▶ _Problem requirements_:
Copy every line of the entries that includes the word "title".

▶ _Data lines_:
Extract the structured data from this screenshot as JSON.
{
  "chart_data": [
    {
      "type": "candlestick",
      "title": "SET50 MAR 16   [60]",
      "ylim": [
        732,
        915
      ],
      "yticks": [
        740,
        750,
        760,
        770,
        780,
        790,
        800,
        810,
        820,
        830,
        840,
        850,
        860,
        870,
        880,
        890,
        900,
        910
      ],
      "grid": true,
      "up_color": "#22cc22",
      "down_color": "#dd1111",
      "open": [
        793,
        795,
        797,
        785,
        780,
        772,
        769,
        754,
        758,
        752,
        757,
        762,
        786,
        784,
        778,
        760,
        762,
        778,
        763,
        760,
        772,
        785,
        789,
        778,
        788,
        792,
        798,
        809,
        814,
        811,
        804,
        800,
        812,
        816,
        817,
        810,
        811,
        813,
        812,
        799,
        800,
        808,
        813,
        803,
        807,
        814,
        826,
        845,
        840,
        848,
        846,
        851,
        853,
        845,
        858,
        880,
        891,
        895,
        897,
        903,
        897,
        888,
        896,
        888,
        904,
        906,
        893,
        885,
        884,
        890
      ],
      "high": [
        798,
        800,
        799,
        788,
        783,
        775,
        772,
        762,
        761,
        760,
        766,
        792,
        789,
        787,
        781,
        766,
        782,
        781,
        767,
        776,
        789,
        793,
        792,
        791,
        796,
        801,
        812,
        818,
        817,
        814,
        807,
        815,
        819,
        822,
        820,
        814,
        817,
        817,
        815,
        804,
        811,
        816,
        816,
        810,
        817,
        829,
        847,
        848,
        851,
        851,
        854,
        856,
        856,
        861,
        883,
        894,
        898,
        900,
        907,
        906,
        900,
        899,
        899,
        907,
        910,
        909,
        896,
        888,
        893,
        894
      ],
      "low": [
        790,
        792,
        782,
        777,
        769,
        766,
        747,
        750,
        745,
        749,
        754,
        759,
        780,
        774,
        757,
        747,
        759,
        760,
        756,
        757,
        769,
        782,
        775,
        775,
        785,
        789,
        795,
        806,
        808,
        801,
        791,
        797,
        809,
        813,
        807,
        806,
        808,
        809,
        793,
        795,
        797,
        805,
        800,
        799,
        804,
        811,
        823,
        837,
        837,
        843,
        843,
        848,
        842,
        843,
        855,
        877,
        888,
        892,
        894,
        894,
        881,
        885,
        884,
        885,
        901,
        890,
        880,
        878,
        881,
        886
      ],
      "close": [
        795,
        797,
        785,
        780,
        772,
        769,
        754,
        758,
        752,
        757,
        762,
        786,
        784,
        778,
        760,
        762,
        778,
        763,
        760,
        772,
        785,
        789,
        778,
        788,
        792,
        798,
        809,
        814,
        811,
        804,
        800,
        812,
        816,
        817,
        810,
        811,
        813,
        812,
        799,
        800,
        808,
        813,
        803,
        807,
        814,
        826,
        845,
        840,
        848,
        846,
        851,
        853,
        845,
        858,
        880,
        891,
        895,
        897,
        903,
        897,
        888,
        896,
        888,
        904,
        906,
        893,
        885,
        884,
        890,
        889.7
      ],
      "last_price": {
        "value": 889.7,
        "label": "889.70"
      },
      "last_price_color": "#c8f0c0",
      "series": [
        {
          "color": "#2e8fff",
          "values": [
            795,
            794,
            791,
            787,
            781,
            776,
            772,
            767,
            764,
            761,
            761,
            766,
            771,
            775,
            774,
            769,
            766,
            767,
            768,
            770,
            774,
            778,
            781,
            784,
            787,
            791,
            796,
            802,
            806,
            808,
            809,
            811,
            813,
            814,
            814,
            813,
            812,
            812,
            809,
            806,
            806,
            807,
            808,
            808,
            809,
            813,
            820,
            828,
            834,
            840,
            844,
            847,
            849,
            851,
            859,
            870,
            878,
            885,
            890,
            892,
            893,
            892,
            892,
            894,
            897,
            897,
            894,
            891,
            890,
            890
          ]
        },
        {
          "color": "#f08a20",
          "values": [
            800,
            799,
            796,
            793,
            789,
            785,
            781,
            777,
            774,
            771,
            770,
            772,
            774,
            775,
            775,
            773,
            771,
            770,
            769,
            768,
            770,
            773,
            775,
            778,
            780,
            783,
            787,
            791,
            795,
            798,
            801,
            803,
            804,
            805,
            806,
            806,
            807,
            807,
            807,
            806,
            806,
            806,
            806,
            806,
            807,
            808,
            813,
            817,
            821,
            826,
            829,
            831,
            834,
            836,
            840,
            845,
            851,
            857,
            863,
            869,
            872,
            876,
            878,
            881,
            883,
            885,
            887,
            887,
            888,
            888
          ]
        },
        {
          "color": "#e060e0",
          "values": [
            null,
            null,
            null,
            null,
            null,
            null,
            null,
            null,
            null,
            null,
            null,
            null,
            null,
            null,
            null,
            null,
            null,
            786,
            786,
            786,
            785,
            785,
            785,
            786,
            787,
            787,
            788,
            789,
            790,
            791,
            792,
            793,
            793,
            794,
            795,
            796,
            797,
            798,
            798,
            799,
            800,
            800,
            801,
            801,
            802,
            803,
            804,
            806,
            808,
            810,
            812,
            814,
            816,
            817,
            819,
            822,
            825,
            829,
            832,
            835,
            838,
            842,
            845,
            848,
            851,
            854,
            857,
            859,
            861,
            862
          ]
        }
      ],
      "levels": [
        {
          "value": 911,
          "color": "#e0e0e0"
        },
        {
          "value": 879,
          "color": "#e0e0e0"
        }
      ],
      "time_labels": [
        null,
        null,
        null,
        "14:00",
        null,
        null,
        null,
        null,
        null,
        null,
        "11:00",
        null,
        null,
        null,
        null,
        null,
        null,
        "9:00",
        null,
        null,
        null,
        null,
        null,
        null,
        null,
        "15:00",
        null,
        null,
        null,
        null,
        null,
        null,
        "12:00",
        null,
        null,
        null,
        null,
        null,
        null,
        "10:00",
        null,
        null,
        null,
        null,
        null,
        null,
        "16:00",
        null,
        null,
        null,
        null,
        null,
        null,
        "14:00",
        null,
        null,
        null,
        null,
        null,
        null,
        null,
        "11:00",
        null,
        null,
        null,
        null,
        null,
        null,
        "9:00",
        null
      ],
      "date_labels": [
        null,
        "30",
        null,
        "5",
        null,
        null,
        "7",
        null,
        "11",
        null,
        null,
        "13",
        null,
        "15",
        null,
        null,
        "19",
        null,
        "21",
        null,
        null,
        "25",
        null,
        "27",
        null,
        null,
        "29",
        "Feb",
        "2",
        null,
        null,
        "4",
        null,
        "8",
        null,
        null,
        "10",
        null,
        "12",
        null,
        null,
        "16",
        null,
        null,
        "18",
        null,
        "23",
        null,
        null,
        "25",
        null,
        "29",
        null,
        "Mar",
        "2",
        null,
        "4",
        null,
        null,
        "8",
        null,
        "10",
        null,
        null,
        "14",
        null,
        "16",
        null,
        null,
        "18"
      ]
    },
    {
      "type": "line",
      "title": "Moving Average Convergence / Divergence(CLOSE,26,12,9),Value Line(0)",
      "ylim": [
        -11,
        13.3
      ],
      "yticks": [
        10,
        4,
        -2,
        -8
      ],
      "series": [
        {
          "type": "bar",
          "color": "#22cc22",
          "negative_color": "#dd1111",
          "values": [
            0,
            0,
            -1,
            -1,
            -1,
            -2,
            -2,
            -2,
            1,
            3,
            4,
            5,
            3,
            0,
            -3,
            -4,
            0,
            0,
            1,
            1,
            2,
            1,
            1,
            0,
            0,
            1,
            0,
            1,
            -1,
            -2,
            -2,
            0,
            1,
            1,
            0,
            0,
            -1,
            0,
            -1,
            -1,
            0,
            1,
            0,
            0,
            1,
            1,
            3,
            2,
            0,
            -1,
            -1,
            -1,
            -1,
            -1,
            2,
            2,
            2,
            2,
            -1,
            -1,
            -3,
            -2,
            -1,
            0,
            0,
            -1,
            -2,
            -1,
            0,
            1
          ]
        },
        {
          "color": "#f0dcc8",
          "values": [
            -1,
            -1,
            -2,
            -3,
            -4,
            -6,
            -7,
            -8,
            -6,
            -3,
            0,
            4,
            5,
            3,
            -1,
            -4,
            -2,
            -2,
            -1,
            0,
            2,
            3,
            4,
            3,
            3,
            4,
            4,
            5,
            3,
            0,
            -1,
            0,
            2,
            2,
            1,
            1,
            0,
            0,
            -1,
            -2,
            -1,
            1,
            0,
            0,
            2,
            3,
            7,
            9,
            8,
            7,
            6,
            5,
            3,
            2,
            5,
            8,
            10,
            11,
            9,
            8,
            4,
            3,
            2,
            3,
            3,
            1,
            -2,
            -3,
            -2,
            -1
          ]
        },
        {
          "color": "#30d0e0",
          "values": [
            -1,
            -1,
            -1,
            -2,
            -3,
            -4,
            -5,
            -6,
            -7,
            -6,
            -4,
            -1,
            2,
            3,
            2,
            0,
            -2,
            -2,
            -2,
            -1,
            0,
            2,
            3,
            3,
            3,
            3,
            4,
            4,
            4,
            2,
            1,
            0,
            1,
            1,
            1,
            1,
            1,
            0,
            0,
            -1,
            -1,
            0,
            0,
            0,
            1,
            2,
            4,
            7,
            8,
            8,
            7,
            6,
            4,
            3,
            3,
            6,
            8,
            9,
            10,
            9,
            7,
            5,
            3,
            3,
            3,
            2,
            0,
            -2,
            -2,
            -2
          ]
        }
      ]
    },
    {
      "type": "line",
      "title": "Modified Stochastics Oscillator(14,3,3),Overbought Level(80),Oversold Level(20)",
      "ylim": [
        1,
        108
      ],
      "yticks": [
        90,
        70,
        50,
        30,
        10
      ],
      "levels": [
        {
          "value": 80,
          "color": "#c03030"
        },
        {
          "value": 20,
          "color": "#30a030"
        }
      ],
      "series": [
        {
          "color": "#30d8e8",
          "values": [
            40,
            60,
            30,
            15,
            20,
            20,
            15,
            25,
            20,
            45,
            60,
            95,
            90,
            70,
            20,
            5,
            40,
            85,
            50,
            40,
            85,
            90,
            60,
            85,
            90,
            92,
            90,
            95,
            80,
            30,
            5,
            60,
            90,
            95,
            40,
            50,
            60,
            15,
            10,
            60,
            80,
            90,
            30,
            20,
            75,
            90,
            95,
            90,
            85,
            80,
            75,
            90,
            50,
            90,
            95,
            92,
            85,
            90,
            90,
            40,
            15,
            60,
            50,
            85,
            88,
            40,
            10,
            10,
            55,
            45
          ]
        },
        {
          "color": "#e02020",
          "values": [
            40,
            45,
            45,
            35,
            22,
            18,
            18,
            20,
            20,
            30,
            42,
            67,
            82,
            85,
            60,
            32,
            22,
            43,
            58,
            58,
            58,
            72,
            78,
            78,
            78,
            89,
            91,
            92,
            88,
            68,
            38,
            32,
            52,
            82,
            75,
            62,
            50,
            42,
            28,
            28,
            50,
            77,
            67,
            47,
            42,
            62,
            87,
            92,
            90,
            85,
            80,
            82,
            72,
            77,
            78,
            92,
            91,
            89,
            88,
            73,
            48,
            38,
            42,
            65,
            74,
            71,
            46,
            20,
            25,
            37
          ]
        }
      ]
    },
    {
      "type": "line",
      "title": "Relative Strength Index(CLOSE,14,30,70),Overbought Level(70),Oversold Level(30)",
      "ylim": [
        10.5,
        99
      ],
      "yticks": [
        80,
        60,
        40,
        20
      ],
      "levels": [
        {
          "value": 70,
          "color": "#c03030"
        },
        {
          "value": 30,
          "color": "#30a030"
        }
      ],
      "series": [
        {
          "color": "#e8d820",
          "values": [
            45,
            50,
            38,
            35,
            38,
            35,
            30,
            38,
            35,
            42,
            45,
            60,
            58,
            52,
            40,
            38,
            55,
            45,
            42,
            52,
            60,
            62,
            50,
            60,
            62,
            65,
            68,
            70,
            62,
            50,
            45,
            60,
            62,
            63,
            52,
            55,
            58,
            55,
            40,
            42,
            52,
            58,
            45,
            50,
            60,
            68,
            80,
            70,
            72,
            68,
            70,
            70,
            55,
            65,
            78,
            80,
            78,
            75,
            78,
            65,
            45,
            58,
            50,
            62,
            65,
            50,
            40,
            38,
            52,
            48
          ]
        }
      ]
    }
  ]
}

▶ _Full output_:
      "title": "SET50 MAR 16   [60]",
      "title": "Moving Average Convergence / Divergence(CLOSE,26,12,9),Value Line(0)",
      "title": "Modified Stochastics Oscillator(14,3,3),Overbought Level(80),Oversold Level(20)",
      "title": "Relative Strength Index(CLOSE,14,30,70),Overbought Level(70),Oversold Level(30)",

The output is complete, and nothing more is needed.